Without skipping anything, write out each record below exactly.

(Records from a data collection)
━━━━━━━━

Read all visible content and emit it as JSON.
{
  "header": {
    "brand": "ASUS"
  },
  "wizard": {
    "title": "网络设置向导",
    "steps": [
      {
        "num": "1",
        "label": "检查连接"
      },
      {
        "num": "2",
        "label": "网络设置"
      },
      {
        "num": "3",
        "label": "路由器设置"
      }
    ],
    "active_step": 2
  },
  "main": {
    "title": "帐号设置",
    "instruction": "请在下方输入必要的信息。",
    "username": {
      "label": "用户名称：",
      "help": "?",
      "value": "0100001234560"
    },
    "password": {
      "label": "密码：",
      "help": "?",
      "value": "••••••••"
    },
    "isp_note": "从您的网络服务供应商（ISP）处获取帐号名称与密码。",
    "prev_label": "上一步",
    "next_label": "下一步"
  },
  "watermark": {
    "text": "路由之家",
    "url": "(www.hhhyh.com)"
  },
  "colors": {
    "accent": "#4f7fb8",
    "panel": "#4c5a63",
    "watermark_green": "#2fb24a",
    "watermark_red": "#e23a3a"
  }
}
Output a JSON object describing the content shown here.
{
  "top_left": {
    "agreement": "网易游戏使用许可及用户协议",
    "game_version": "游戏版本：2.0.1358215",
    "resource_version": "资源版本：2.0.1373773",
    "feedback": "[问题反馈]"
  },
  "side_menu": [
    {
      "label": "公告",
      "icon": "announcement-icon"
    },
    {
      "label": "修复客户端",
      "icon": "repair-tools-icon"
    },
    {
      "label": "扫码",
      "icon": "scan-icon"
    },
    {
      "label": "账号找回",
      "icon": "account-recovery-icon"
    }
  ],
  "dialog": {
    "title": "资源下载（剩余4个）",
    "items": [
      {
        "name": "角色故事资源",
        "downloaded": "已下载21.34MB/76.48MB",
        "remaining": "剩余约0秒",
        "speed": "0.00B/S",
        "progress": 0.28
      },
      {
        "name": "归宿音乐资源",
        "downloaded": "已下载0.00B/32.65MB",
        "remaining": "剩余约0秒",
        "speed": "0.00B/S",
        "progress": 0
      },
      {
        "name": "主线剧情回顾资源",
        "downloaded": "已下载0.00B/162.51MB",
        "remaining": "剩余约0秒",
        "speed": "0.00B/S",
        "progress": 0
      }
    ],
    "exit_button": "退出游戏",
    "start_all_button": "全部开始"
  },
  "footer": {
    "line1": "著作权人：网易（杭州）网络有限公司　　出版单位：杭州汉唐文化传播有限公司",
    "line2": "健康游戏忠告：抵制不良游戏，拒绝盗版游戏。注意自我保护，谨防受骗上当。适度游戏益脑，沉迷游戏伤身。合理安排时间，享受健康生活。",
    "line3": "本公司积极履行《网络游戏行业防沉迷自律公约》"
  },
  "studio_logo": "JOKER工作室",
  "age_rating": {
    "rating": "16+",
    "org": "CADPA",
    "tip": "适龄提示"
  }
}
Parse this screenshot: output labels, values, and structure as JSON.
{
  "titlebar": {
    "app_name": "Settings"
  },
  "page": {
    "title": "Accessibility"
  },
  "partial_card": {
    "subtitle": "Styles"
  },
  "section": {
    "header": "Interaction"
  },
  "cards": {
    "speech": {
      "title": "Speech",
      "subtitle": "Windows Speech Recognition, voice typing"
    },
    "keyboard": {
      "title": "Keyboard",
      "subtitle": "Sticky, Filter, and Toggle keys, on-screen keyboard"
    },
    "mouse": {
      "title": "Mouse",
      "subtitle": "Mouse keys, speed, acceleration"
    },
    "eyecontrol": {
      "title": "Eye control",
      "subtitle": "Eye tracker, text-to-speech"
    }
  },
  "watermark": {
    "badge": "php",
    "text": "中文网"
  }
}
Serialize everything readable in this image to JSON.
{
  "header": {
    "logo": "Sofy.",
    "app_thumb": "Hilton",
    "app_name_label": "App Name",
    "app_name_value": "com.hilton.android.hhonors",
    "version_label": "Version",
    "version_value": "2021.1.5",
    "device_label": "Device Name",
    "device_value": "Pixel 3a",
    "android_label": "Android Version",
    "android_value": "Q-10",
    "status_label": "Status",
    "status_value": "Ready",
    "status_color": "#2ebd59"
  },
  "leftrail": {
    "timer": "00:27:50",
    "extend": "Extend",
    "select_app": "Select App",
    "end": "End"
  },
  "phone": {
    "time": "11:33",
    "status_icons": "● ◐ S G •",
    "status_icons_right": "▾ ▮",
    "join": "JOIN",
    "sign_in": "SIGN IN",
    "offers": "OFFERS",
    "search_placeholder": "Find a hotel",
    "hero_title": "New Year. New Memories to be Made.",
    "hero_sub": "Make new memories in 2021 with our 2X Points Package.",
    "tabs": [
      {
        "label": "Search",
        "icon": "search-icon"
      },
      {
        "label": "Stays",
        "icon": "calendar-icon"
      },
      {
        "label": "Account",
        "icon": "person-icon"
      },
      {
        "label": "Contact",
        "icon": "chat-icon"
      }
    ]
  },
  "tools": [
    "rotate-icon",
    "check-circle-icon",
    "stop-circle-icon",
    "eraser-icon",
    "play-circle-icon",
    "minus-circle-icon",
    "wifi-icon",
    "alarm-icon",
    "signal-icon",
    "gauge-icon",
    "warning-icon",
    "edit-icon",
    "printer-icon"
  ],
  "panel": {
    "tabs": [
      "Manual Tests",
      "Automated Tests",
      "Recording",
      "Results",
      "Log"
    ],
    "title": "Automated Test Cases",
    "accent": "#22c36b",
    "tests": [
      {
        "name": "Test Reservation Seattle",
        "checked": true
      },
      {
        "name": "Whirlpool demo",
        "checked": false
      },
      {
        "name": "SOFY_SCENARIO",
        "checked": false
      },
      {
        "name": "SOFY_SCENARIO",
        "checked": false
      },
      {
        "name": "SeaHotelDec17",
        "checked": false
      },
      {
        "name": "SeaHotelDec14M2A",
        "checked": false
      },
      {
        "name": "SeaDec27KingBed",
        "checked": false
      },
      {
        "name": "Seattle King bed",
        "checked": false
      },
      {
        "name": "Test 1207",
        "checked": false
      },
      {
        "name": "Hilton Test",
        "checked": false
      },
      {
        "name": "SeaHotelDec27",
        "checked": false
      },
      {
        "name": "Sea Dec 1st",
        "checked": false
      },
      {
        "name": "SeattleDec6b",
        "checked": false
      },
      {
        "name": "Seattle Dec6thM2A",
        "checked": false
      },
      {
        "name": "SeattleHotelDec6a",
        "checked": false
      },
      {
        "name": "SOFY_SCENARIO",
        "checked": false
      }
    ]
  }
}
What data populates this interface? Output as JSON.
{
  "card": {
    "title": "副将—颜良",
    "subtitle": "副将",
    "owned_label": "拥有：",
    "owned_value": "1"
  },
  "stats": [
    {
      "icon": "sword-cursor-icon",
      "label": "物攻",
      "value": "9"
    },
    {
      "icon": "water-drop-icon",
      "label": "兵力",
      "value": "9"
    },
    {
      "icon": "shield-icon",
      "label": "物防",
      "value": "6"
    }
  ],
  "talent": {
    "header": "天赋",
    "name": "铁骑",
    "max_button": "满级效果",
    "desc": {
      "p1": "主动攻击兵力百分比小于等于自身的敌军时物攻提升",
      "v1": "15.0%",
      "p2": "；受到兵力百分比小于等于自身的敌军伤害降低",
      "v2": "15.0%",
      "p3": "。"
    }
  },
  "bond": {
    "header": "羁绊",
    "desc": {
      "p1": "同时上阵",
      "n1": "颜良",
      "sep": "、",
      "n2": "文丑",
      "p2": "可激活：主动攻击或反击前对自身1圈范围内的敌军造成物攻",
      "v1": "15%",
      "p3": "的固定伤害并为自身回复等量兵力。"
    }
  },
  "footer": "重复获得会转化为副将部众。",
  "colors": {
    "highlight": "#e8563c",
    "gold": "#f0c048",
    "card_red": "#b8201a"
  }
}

━━━━━━━━

SOLUTION FOR THIS EXERCISE
Read all visible content and emit it as JSON.
{
  "header": {
    "brand": "ASUS"
  },
  "wizard": {
    "title": "网络设置向导",
    "steps": [
      {
        "num": "1",
        "label": "检查连接"
      },
      {
        "num": "2",
        "label": "网络设置"
      },
      {
        "num": "3",
        "label": "路由器设置"
      }
    ],
    "active_step": 2
  },
  "main": {
    "title": "帐号设置",
    "instruction": "请在下方输入必要的信息。",
    "username": {
      "label": "用户名称：",
      "help": "?",
      "value": "0100001234560"
    },
    "password": {
      "label": "密码：",
      "help": "?",
      "value": "••••••••"
    },
    "isp_note": "从您的网络服务供应商（ISP）处获取帐号名称与密码。",
    "prev_label": "上一步",
    "next_label": "下一步"
  },
  "watermark": {
    "text": "路由之家",
    "url": "(www.hhhyh.com)"
  },
  "colors": {
    "accent": "#4f7fb8",
    "panel": "#4c5a63",
    "watermark_green": "#2fb24a",
    "watermark_red": "#e23a3a"
  }
}
Output a JSON object describing the content shown here.
{
  "top_left": {
    "agreement": "网易游戏使用许可及用户协议",
    "game_version": "游戏版本：2.0.1358215",
    "resource_version": "资源版本：2.0.1373773",
    "feedback": "[问题反馈]"
  },
  "side_menu": [
    {
      "label": "公告",
      "icon": "announcement-icon"
    },
    {
      "label": "修复客户端",
      "icon": "repair-tools-icon"
    },
    {
      "label": "扫码",
      "icon": "scan-icon"
    },
    {
      "label": "账号找回",
      "icon": "account-recovery-icon"
    }
  ],
  "dialog": {
    "title": "资源下载（剩余4个）",
    "items": [
      {
        "name": "角色故事资源",
        "downloaded": "已下载21.34MB/76.48MB",
        "remaining": "剩余约0秒",
        "speed": "0.00B/S",
        "progress": 0.28
      },
      {
        "name": "归宿音乐资源",
        "downloaded": "已下载0.00B/32.65MB",
        "remaining": "剩余约0秒",
        "speed": "0.00B/S",
        "progress": 0
      },
      {
        "name": "主线剧情回顾资源",
        "downloaded": "已下载0.00B/162.51MB",
        "remaining": "剩余约0秒",
        "speed": "0.00B/S",
        "progress": 0
      }
    ],
    "exit_button": "退出游戏",
    "start_all_button": "全部开始"
  },
  "footer": {
    "line1": "著作权人：网易（杭州）网络有限公司　　出版单位：杭州汉唐文化传播有限公司",
    "line2": "健康游戏忠告：抵制不良游戏，拒绝盗版游戏。注意自我保护，谨防受骗上当。适度游戏益脑，沉迷游戏伤身。合理安排时间，享受健康生活。",
    "line3": "本公司积极履行《网络游戏行业防沉迷自律公约》"
  },
  "studio_logo": "JOKER工作室",
  "age_rating": {
    "rating": "16+",
    "org": "CADPA",
    "tip": "适龄提示"
  }
}
Parse this screenshot: output labels, values, and structure as JSON.
{
  "titlebar": {
    "app_name": "Settings"
  },
  "page": {
    "title": "Accessibility"
  },
  "partial_card": {
    "subtitle": "Styles"
  },
  "section": {
    "header": "Interaction"
  },
  "cards": {
    "speech": {
      "title": "Speech",
      "subtitle": "Windows Speech Recognition, voice typing"
    },
    "keyboard": {
      "title": "Keyboard",
      "subtitle": "Sticky, Filter, and Toggle keys, on-screen keyboard"
    },
    "mouse": {
      "title": "Mouse",
      "subtitle": "Mouse keys, speed, acceleration"
    },
    "eyecontrol": {
      "title": "Eye control",
      "subtitle": "Eye tracker, text-to-speech"
    }
  },
  "watermark": {
    "badge": "php",
    "text": "中文网"
  }
}
Serialize everything readable in this image to JSON.
{
  "header": {
    "logo": "Sofy.",
    "app_thumb": "Hilton",
    "app_name_label": "App Name",
    "app_name_value": "com.hilton.android.hhonors",
    "version_label": "Version",
    "version_value": "2021.1.5",
    "device_label": "Device Name",
    "device_value": "Pixel 3a",
    "android_label": "Android Version",
    "android_value": "Q-10",
    "status_label": "Status",
    "status_value": "Ready",
    "status_color": "#2ebd59"
  },
  "leftrail": {
    "timer": "00:27:50",
    "extend": "Extend",
    "select_app": "Select App",
    "end": "End"
  },
  "phone": {
    "time": "11:33",
    "status_icons": "● ◐ S G •",
    "status_icons_right": "▾ ▮",
    "join": "JOIN",
    "sign_in": "SIGN IN",
    "offers": "OFFERS",
    "search_placeholder": "Find a hotel",
    "hero_title": "New Year. New Memories to be Made.",
    "hero_sub": "Make new memories in 2021 with our 2X Points Package.",
    "tabs": [
      {
        "label": "Search",
        "icon": "search-icon"
      },
      {
        "label": "Stays",
        "icon": "calendar-icon"
      },
      {
        "label": "Account",
        "icon": "person-icon"
      },
      {
        "label": "Contact",
        "icon": "chat-icon"
      }
    ]
  },
  "tools": [
    "rotate-icon",
    "check-circle-icon",
    "stop-circle-icon",
    "eraser-icon",
    "play-circle-icon",
    "minus-circle-icon",
    "wifi-icon",
    "alarm-icon",
    "signal-icon",
    "gauge-icon",
    "warning-icon",
    "edit-icon",
    "printer-icon"
  ],
  "panel": {
    "tabs": [
      "Manual Tests",
      "Automated Tests",
      "Recording",
      "Results",
      "Log"
    ],
    "title": "Automated Test Cases",
    "accent": "#22c36b",
    "tests": [
      {
        "name": "Test Reservation Seattle",
        "checked": true
      },
      {
        "name": "Whirlpool demo",
        "checked": false
      },
      {
        "name": "SOFY_SCENARIO",
        "checked": false
      },
      {
        "name": "SOFY_SCENARIO",
        "checked": false
      },
      {
        "name": "SeaHotelDec17",
        "checked": false
      },
      {
        "name": "SeaHotelDec14M2A",
        "checked": false
      },
      {
        "name": "SeaDec27KingBed",
        "checked": false
      },
      {
        "name": "Seattle King bed",
        "checked": false
      },
      {
        "name": "Test 1207",
        "checked": false
      },
      {
        "name": "Hilton Test",
        "checked": false
      },
      {
        "name": "SeaHotelDec27",
        "checked": false
      },
      {
        "name": "Sea Dec 1st",
        "checked": false
      },
      {
        "name": "SeattleDec6b",
        "checked": false
      },
      {
        "name": "Seattle Dec6thM2A",
        "checked": false
      },
      {
        "name": "SeattleHotelDec6a",
        "checked": false
      },
      {
        "name": "SOFY_SCENARIO",
        "checked": false
      }
    ]
  }
}
What data populates this interface? Output as JSON.
{
  "card": {
    "title": "副将—颜良",
    "subtitle": "副将",
    "owned_label": "拥有：",
    "owned_value": "1"
  },
  "stats": [
    {
      "icon": "sword-cursor-icon",
      "label": "物攻",
      "value": "9"
    },
    {
      "icon": "water-drop-icon",
      "label": "兵力",
      "value": "9"
    },
    {
      "icon": "shield-icon",
      "label": "物防",
      "value": "6"
    }
  ],
  "talent": {
    "header": "天赋",
    "name": "铁骑",
    "max_button": "满级效果",
    "desc": {
      "p1": "主动攻击兵力百分比小于等于自身的敌军时物攻提升",
      "v1": "15.0%",
      "p2": "；受到兵力百分比小于等于自身的敌军伤害降低",
      "v2": "15.0%",
      "p3": "。"
    }
  },
  "bond": {
    "header": "羁绊",
    "desc": {
      "p1": "同时上阵",
      "n1": "颜良",
      "sep": "、",
      "n2": "文丑",
      "p2": "可激活：主动攻击或反击前对自身1圈范围内的敌军造成物攻",
      "v1": "15%",
      "p3": "的固定伤害并为自身回复等量兵力。"
    }
  },
  "footer": "重复获得会转化为副将部众。",
  "colors": {
    "highlight": "#e8563c",
    "gold": "#f0c048",
    "card_red": "#b8201a"
  }
}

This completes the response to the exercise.